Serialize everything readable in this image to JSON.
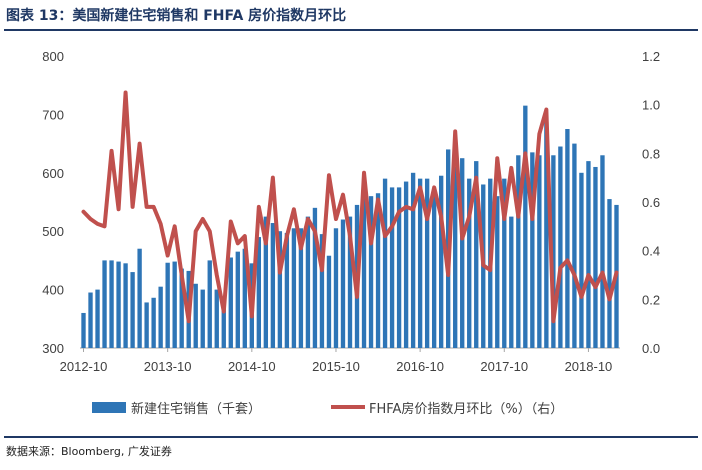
{
  "header": {
    "title": "图表 13：美国新建住宅销售和 FHFA 房价指数月环比"
  },
  "footer": {
    "source": "数据来源：Bloomberg, 广发证券"
  },
  "colors": {
    "bar": "#2e75b6",
    "line": "#c0504d",
    "axis": "#a6a6a6",
    "title": "#1f3864"
  },
  "chart_data": {
    "type": "bar+line",
    "x_ticks": [
      "2012-10",
      "2013-10",
      "2014-10",
      "2015-10",
      "2016-10",
      "2017-10",
      "2018-10"
    ],
    "x_start": "2012-10",
    "y_left": {
      "min": 300,
      "max": 800,
      "ticks": [
        300,
        400,
        500,
        600,
        700,
        800
      ]
    },
    "y_right": {
      "min": 0.0,
      "max": 1.2,
      "ticks": [
        "0.0",
        "0.2",
        "0.4",
        "0.6",
        "0.8",
        "1.0",
        "1.2"
      ]
    },
    "legend": {
      "bar_label": "新建住宅销售（千套）",
      "line_label": "FHFA房价指数月环比（%）（右）"
    },
    "series": [
      {
        "name": "新建住宅销售（千套）",
        "type": "bar",
        "axis": "left",
        "values": [
          360,
          395,
          400,
          450,
          450,
          448,
          445,
          430,
          470,
          378,
          386,
          405,
          446,
          448,
          436,
          432,
          410,
          400,
          450,
          400,
          380,
          455,
          465,
          470,
          445,
          490,
          525,
          514,
          500,
          497,
          505,
          505,
          525,
          540,
          495,
          458,
          505,
          520,
          525,
          545,
          565,
          560,
          565,
          590,
          575,
          575,
          585,
          600,
          590,
          590,
          565,
          595,
          640,
          610,
          625,
          590,
          620,
          580,
          590,
          560,
          590,
          525,
          630,
          715,
          635,
          630,
          687,
          630,
          645,
          675,
          650,
          600,
          620,
          610,
          630,
          555,
          545
        ]
      },
      {
        "name": "FHFA房价指数月环比（%）（右）",
        "type": "line",
        "axis": "right",
        "values": [
          0.56,
          0.53,
          0.51,
          0.5,
          0.81,
          0.57,
          1.05,
          0.58,
          0.84,
          0.58,
          0.58,
          0.51,
          0.38,
          0.5,
          0.3,
          0.11,
          0.48,
          0.53,
          0.48,
          0.3,
          0.15,
          0.52,
          0.43,
          0.46,
          0.13,
          0.58,
          0.43,
          0.7,
          0.31,
          0.46,
          0.57,
          0.41,
          0.53,
          0.48,
          0.32,
          0.71,
          0.53,
          0.63,
          0.46,
          0.21,
          0.72,
          0.43,
          0.61,
          0.46,
          0.5,
          0.56,
          0.58,
          0.57,
          0.66,
          0.53,
          0.66,
          0.54,
          0.3,
          0.89,
          0.45,
          0.54,
          0.7,
          0.34,
          0.32,
          0.78,
          0.53,
          0.74,
          0.54,
          0.8,
          0.53,
          0.88,
          0.98,
          0.11,
          0.33,
          0.36,
          0.3,
          0.21,
          0.3,
          0.25,
          0.31,
          0.2,
          0.31
        ]
      }
    ]
  }
}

Work required:
Where a line holds the string "title", copy that line.

Finished exercise:
    "title": "图表 13：美国新建住宅销售和 FHFA 房价指数月环比"
    "title": "#1f3864"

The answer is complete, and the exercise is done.